(Short task):
Go through the entries below and retype them exactly, omitting each picture.

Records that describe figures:
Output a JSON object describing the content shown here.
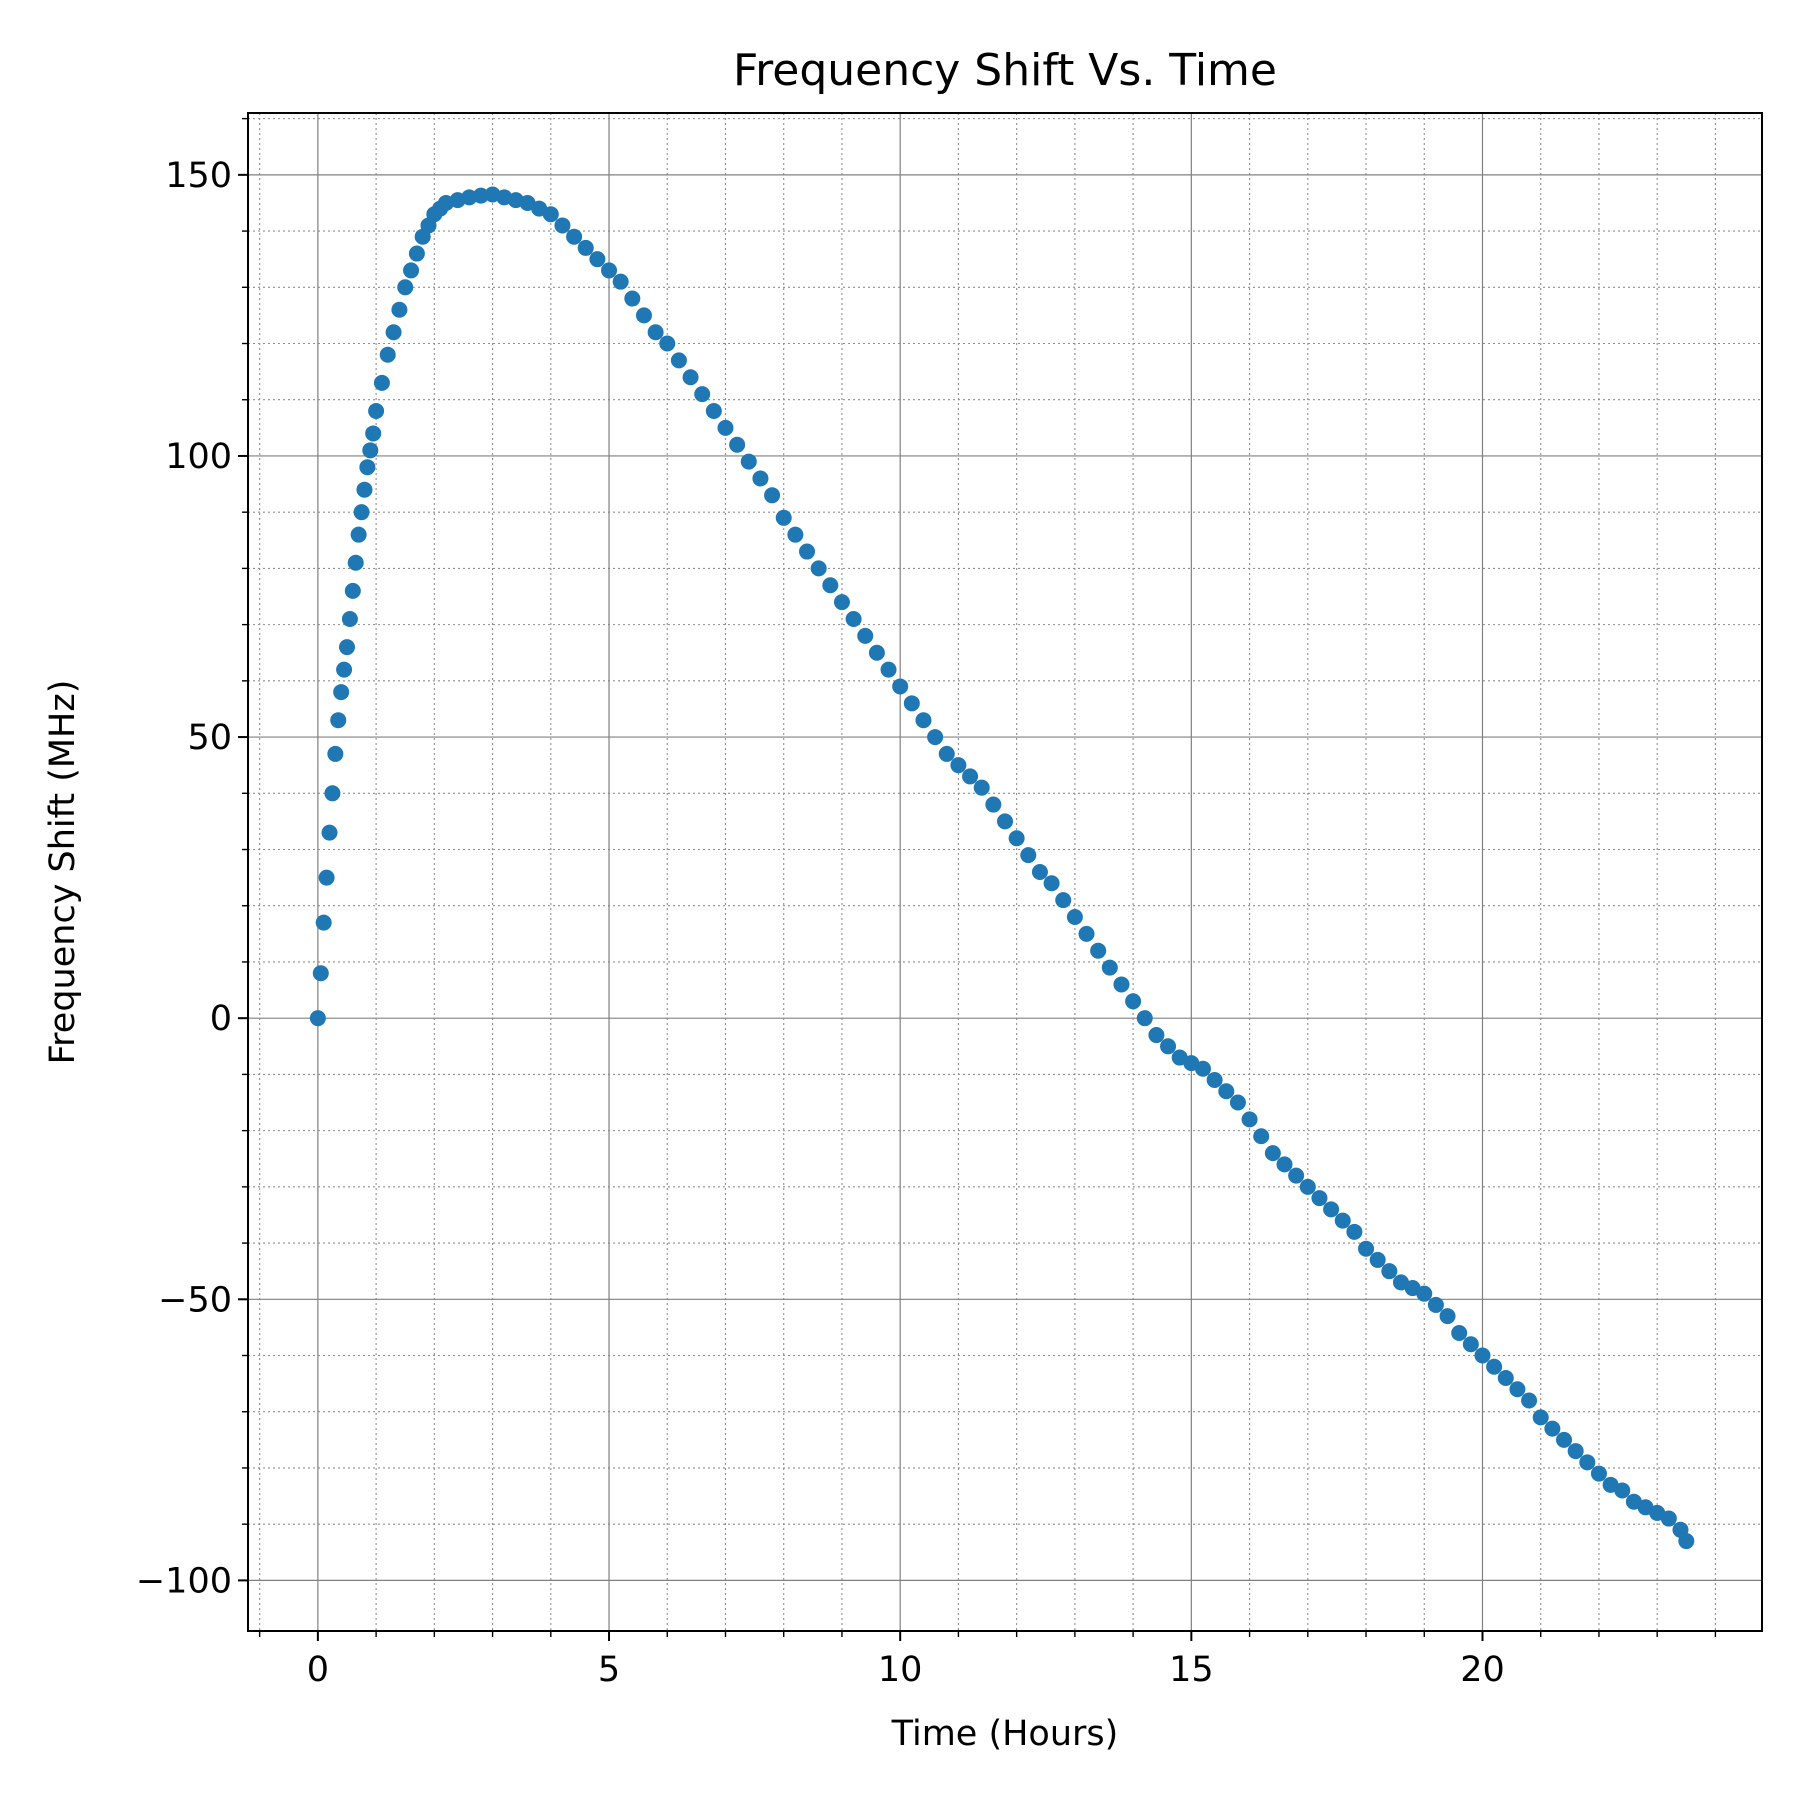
{
  "chart_data": {
    "type": "scatter",
    "title": "Frequency Shift Vs. Time",
    "xlabel": "Time (Hours)",
    "ylabel": "Frequency Shift (MHz)",
    "xlim": [
      -1.2,
      24.8
    ],
    "ylim": [
      -109,
      161
    ],
    "xticks": [
      0,
      5,
      10,
      15,
      20
    ],
    "xtick_labels": [
      "0",
      "5",
      "10",
      "15",
      "20"
    ],
    "yticks": [
      -100,
      -50,
      0,
      50,
      100,
      150
    ],
    "ytick_labels": [
      "−100",
      "−50",
      "0",
      "50",
      "100",
      "150"
    ],
    "x_minor_step": 1,
    "y_minor_step": 10,
    "grid": {
      "major": true,
      "minor": true
    },
    "marker_color": "#1f77b4",
    "series": [
      {
        "x": [
          0,
          0.05,
          0.1,
          0.15,
          0.2,
          0.25,
          0.3,
          0.35,
          0.4,
          0.45,
          0.5,
          0.55,
          0.6,
          0.65,
          0.7,
          0.75,
          0.8,
          0.85,
          0.9,
          0.95,
          1.0,
          1.1,
          1.2,
          1.3,
          1.4,
          1.5,
          1.6,
          1.7,
          1.8,
          1.9,
          2.0,
          2.1,
          2.2,
          2.4,
          2.6,
          2.8,
          3.0,
          3.2,
          3.4,
          3.6,
          3.8,
          4.0,
          4.2,
          4.4,
          4.6,
          4.8,
          5.0,
          5.2,
          5.4,
          5.6,
          5.8,
          6.0,
          6.2,
          6.4,
          6.6,
          6.8,
          7.0,
          7.2,
          7.4,
          7.6,
          7.8,
          8.0,
          8.2,
          8.4,
          8.6,
          8.8,
          9.0,
          9.2,
          9.4,
          9.6,
          9.8,
          10.0,
          10.2,
          10.4,
          10.6,
          10.8,
          11.0,
          11.2,
          11.4,
          11.6,
          11.8,
          12.0,
          12.2,
          12.4,
          12.6,
          12.8,
          13.0,
          13.2,
          13.4,
          13.6,
          13.8,
          14.0,
          14.2,
          14.4,
          14.6,
          14.8,
          15.0,
          15.2,
          15.4,
          15.6,
          15.8,
          16.0,
          16.2,
          16.4,
          16.6,
          16.8,
          17.0,
          17.2,
          17.4,
          17.6,
          17.8,
          18.0,
          18.2,
          18.4,
          18.6,
          18.8,
          19.0,
          19.2,
          19.4,
          19.6,
          19.8,
          20.0,
          20.2,
          20.4,
          20.6,
          20.8,
          21.0,
          21.2,
          21.4,
          21.6,
          21.8,
          22.0,
          22.2,
          22.4,
          22.6,
          22.8,
          23.0,
          23.2,
          23.4,
          23.5
        ],
        "y": [
          0,
          8,
          17,
          25,
          33,
          40,
          47,
          53,
          58,
          62,
          66,
          71,
          76,
          81,
          86,
          90,
          94,
          98,
          101,
          104,
          108,
          113,
          118,
          122,
          126,
          130,
          133,
          136,
          139,
          141,
          143,
          144,
          145,
          145.5,
          146,
          146.3,
          146.5,
          146,
          145.5,
          145,
          144,
          143,
          141,
          139,
          137,
          135,
          133,
          131,
          128,
          125,
          122,
          120,
          117,
          114,
          111,
          108,
          105,
          102,
          99,
          96,
          93,
          89,
          86,
          83,
          80,
          77,
          74,
          71,
          68,
          65,
          62,
          59,
          56,
          53,
          50,
          47,
          45,
          43,
          41,
          38,
          35,
          32,
          29,
          26,
          24,
          21,
          18,
          15,
          12,
          9,
          6,
          3,
          0,
          -3,
          -5,
          -7,
          -8,
          -9,
          -11,
          -13,
          -15,
          -18,
          -21,
          -24,
          -26,
          -28,
          -30,
          -32,
          -34,
          -36,
          -38,
          -41,
          -43,
          -45,
          -47,
          -48,
          -49,
          -51,
          -53,
          -56,
          -58,
          -60,
          -62,
          -64,
          -66,
          -68,
          -71,
          -73,
          -75,
          -77,
          -79,
          -81,
          -83,
          -84,
          -86,
          -87,
          -88,
          -89,
          -91,
          -93
        ]
      }
    ]
  }
}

(Answer for the task):
Output a JSON object describing the content shown here.
{
  "chart_data": {
    "type": "scatter",
    "title": "Frequency Shift Vs. Time",
    "xlabel": "Time (Hours)",
    "ylabel": "Frequency Shift (MHz)",
    "xlim": [
      -1.2,
      24.8
    ],
    "ylim": [
      -109,
      161
    ],
    "xticks": [
      0,
      5,
      10,
      15,
      20
    ],
    "xtick_labels": [
      "0",
      "5",
      "10",
      "15",
      "20"
    ],
    "yticks": [
      -100,
      -50,
      0,
      50,
      100,
      150
    ],
    "ytick_labels": [
      "−100",
      "−50",
      "0",
      "50",
      "100",
      "150"
    ],
    "x_minor_step": 1,
    "y_minor_step": 10,
    "grid": {
      "major": true,
      "minor": true
    },
    "marker_color": "#1f77b4",
    "series": [
      {
        "x": [
          0,
          0.05,
          0.1,
          0.15,
          0.2,
          0.25,
          0.3,
          0.35,
          0.4,
          0.45,
          0.5,
          0.55,
          0.6,
          0.65,
          0.7,
          0.75,
          0.8,
          0.85,
          0.9,
          0.95,
          1.0,
          1.1,
          1.2,
          1.3,
          1.4,
          1.5,
          1.6,
          1.7,
          1.8,
          1.9,
          2.0,
          2.1,
          2.2,
          2.4,
          2.6,
          2.8,
          3.0,
          3.2,
          3.4,
          3.6,
          3.8,
          4.0,
          4.2,
          4.4,
          4.6,
          4.8,
          5.0,
          5.2,
          5.4,
          5.6,
          5.8,
          6.0,
          6.2,
          6.4,
          6.6,
          6.8,
          7.0,
          7.2,
          7.4,
          7.6,
          7.8,
          8.0,
          8.2,
          8.4,
          8.6,
          8.8,
          9.0,
          9.2,
          9.4,
          9.6,
          9.8,
          10.0,
          10.2,
          10.4,
          10.6,
          10.8,
          11.0,
          11.2,
          11.4,
          11.6,
          11.8,
          12.0,
          12.2,
          12.4,
          12.6,
          12.8,
          13.0,
          13.2,
          13.4,
          13.6,
          13.8,
          14.0,
          14.2,
          14.4,
          14.6,
          14.8,
          15.0,
          15.2,
          15.4,
          15.6,
          15.8,
          16.0,
          16.2,
          16.4,
          16.6,
          16.8,
          17.0,
          17.2,
          17.4,
          17.6,
          17.8,
          18.0,
          18.2,
          18.4,
          18.6,
          18.8,
          19.0,
          19.2,
          19.4,
          19.6,
          19.8,
          20.0,
          20.2,
          20.4,
          20.6,
          20.8,
          21.0,
          21.2,
          21.4,
          21.6,
          21.8,
          22.0,
          22.2,
          22.4,
          22.6,
          22.8,
          23.0,
          23.2,
          23.4,
          23.5
        ],
        "y": [
          0,
          8,
          17,
          25,
          33,
          40,
          47,
          53,
          58,
          62,
          66,
          71,
          76,
          81,
          86,
          90,
          94,
          98,
          101,
          104,
          108,
          113,
          118,
          122,
          126,
          130,
          133,
          136,
          139,
          141,
          143,
          144,
          145,
          145.5,
          146,
          146.3,
          146.5,
          146,
          145.5,
          145,
          144,
          143,
          141,
          139,
          137,
          135,
          133,
          131,
          128,
          125,
          122,
          120,
          117,
          114,
          111,
          108,
          105,
          102,
          99,
          96,
          93,
          89,
          86,
          83,
          80,
          77,
          74,
          71,
          68,
          65,
          62,
          59,
          56,
          53,
          50,
          47,
          45,
          43,
          41,
          38,
          35,
          32,
          29,
          26,
          24,
          21,
          18,
          15,
          12,
          9,
          6,
          3,
          0,
          -3,
          -5,
          -7,
          -8,
          -9,
          -11,
          -13,
          -15,
          -18,
          -21,
          -24,
          -26,
          -28,
          -30,
          -32,
          -34,
          -36,
          -38,
          -41,
          -43,
          -45,
          -47,
          -48,
          -49,
          -51,
          -53,
          -56,
          -58,
          -60,
          -62,
          -64,
          -66,
          -68,
          -71,
          -73,
          -75,
          -77,
          -79,
          -81,
          -83,
          -84,
          -86,
          -87,
          -88,
          -89,
          -91,
          -93
        ]
      }
    ]
  }
}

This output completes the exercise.